* PROBLEM DESCRIPTION *
Below is a block of records. Copy every line in it that contains the word "dock".

Extracted data entries
──────

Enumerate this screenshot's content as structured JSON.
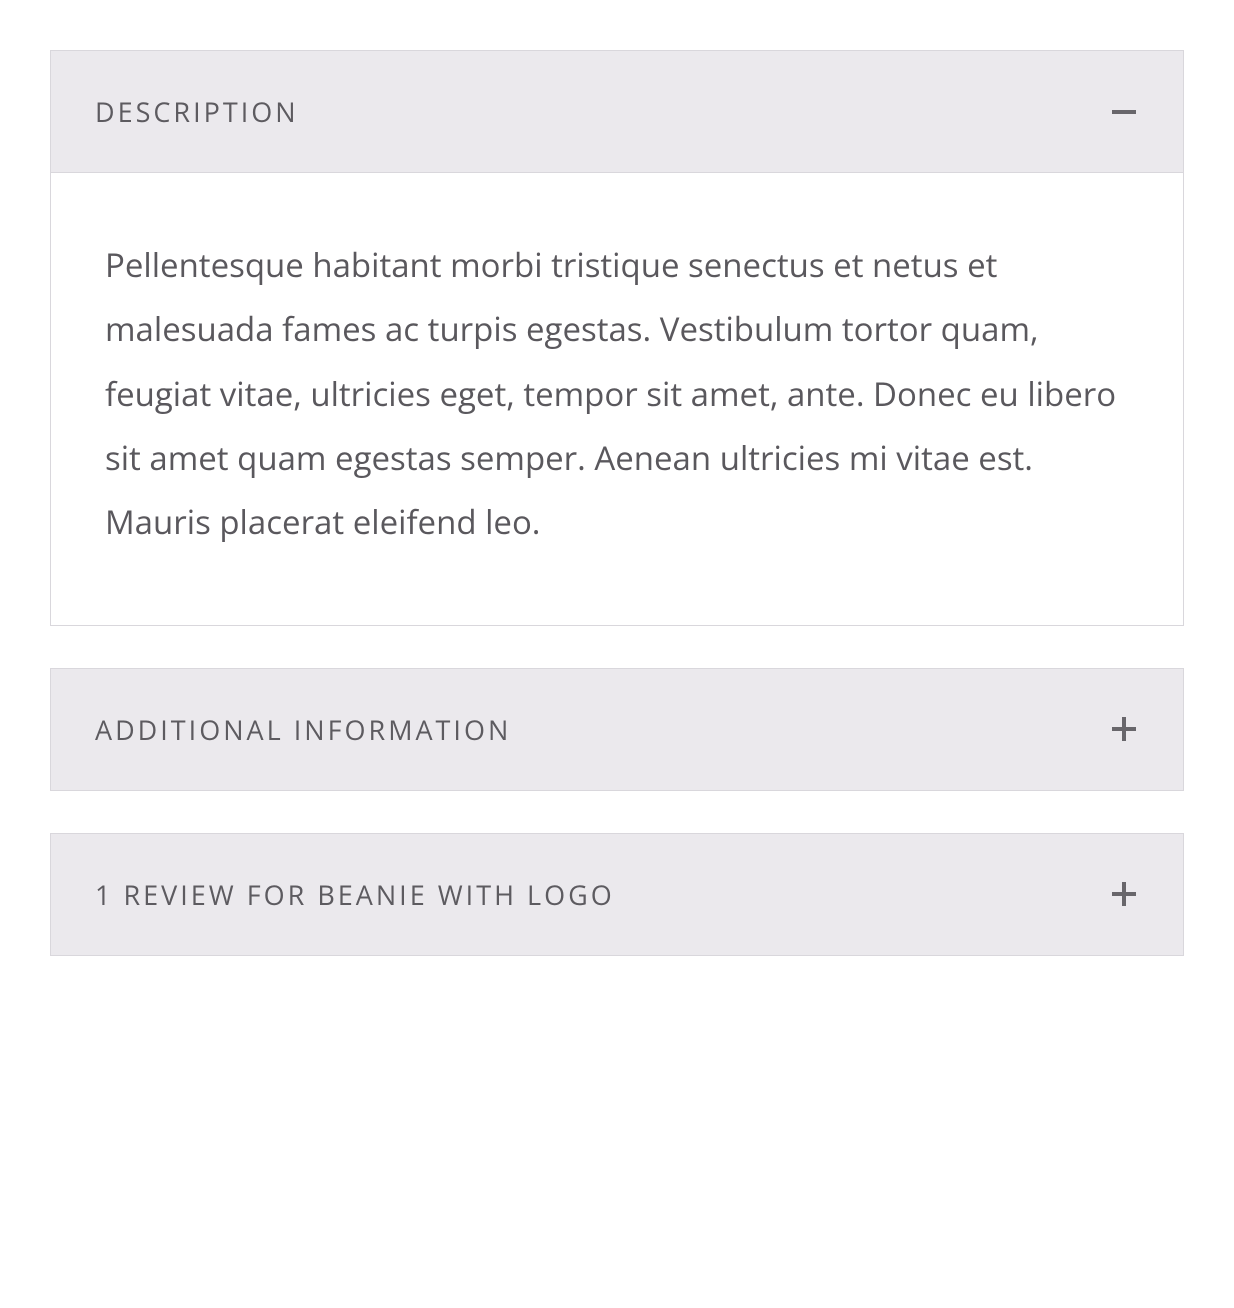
{
  "accordion": {
    "items": [
      {
        "title": "DESCRIPTION",
        "expanded": true,
        "content": "Pellentesque habitant morbi tristique senectus et netus et malesuada fames ac turpis egestas. Vestibulum tortor quam, feugiat vitae, ultricies eget, tempor sit amet, ante. Donec eu libero sit amet quam egestas semper. Aenean ultricies mi vitae est. Mauris placerat eleifend leo."
      },
      {
        "title": "ADDITIONAL INFORMATION",
        "expanded": false
      },
      {
        "title": "1 REVIEW FOR BEANIE WITH LOGO",
        "expanded": false
      }
    ]
  }
}
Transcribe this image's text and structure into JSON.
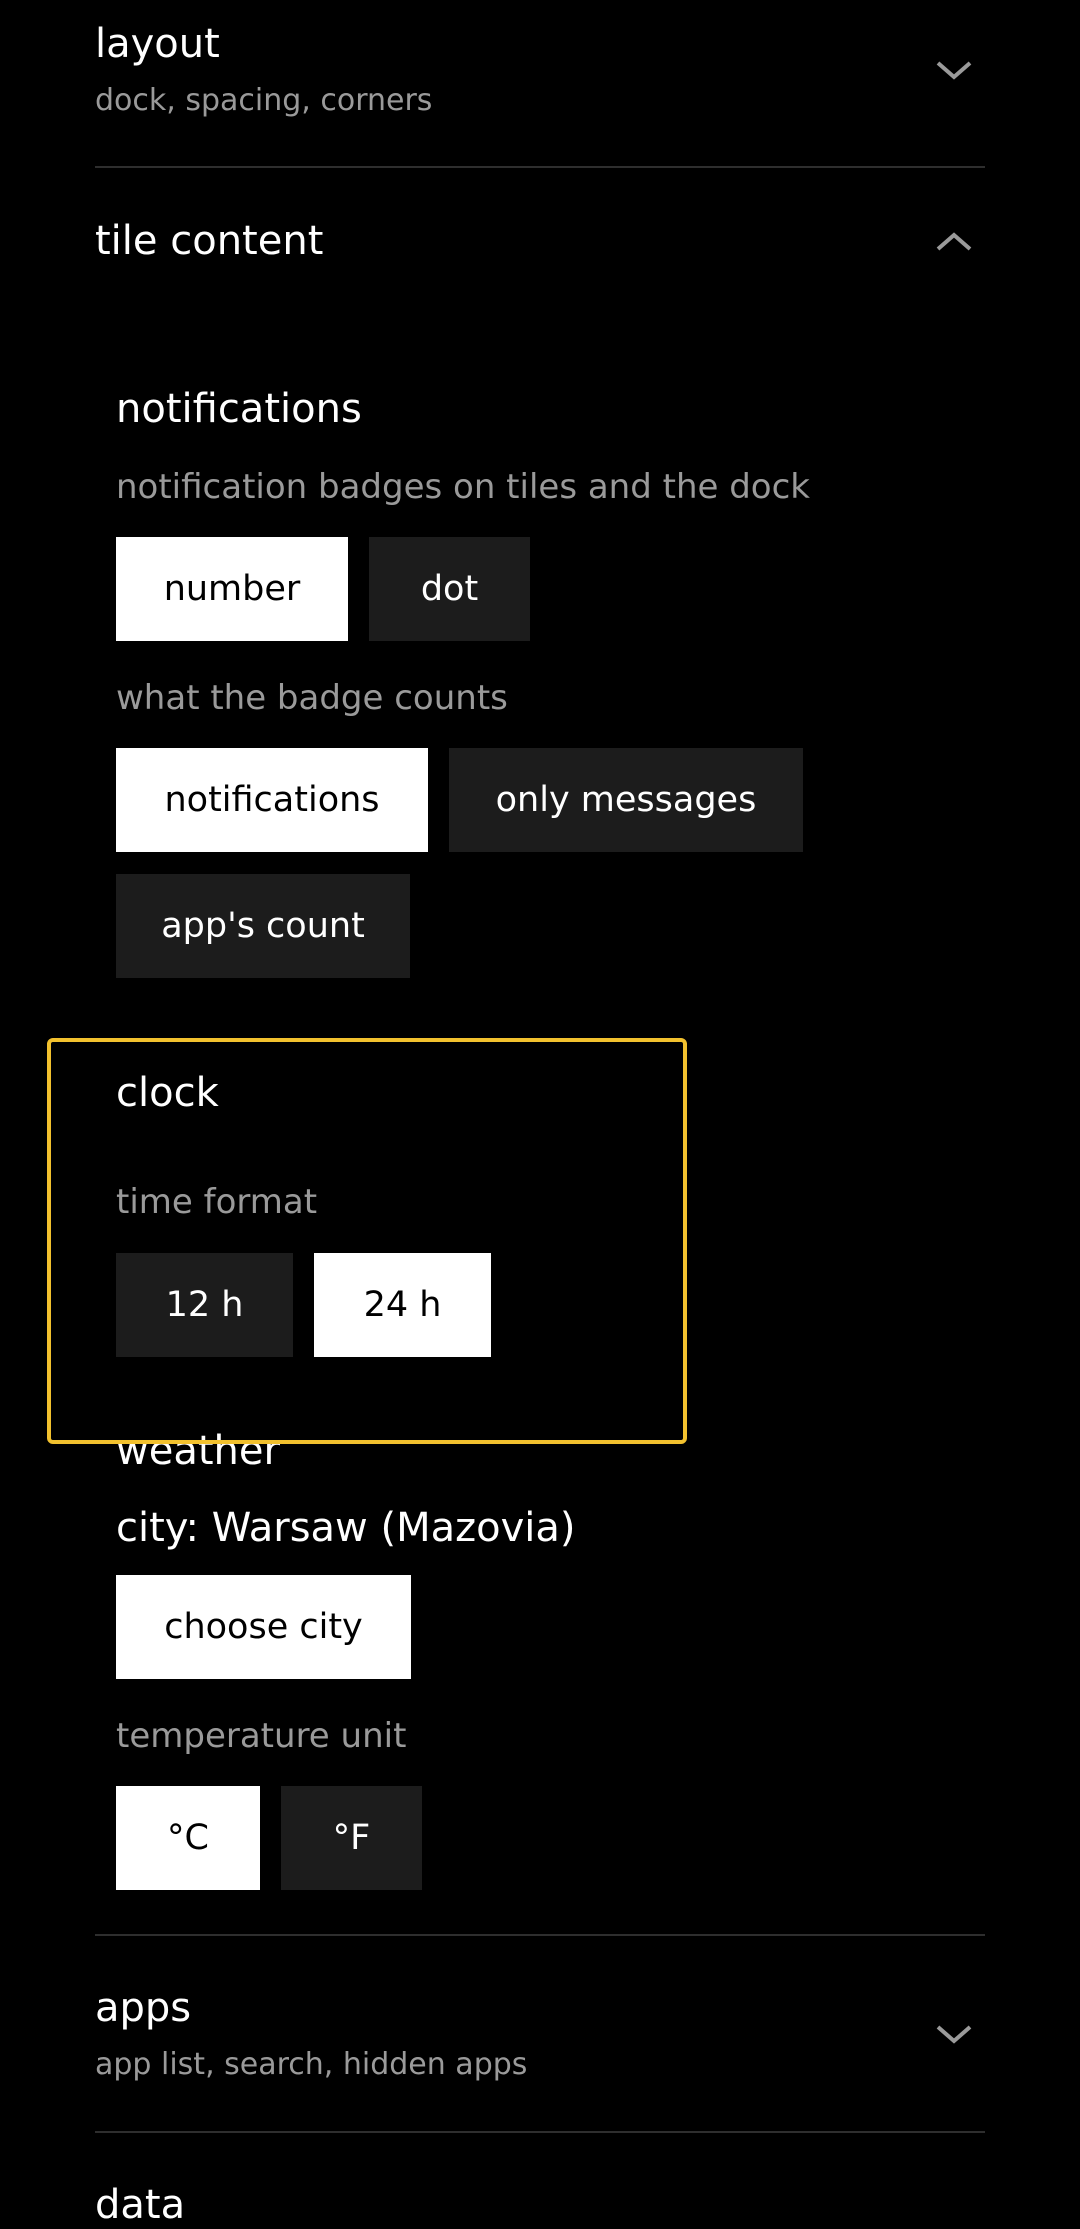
{
  "colors": {
    "background": "#000000",
    "selected_option_bg": "#ffffff",
    "unselected_option_bg": "#1c1c1c",
    "highlight_border": "#f2c12e",
    "secondary_text": "#9a9a9a"
  },
  "sections": {
    "layout": {
      "title": "layout",
      "subtitle": "dock, spacing, corners",
      "icon": "chevron-down-icon"
    },
    "tile_content": {
      "title": "tile content",
      "icon": "chevron-up-icon"
    },
    "apps": {
      "title": "apps",
      "subtitle": "app list, search, hidden apps",
      "icon": "chevron-down-icon"
    },
    "data": {
      "title": "data"
    }
  },
  "notifications": {
    "title": "notifications",
    "badge_hint": "notification badges on tiles and the dock",
    "badge_options": [
      "number",
      "dot"
    ],
    "badge_selected": "number",
    "count_hint": "what the badge counts",
    "count_options": [
      "notifications",
      "only messages",
      "app's count"
    ],
    "count_selected": "notifications"
  },
  "clock": {
    "title": "clock",
    "format_hint": "time format",
    "format_options": [
      "12 h",
      "24 h"
    ],
    "format_selected": "24 h"
  },
  "weather": {
    "title": "weather",
    "city_label": "city: Warsaw (Mazovia)",
    "choose_city": "choose city",
    "unit_hint": "temperature unit",
    "unit_options": [
      "°C",
      "°F"
    ],
    "unit_selected": "°C"
  }
}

──────

* FULL SOLUTION *
      "subtitle": "dock, spacing, corners",
    "badge_hint": "notification badges on tiles and the dock",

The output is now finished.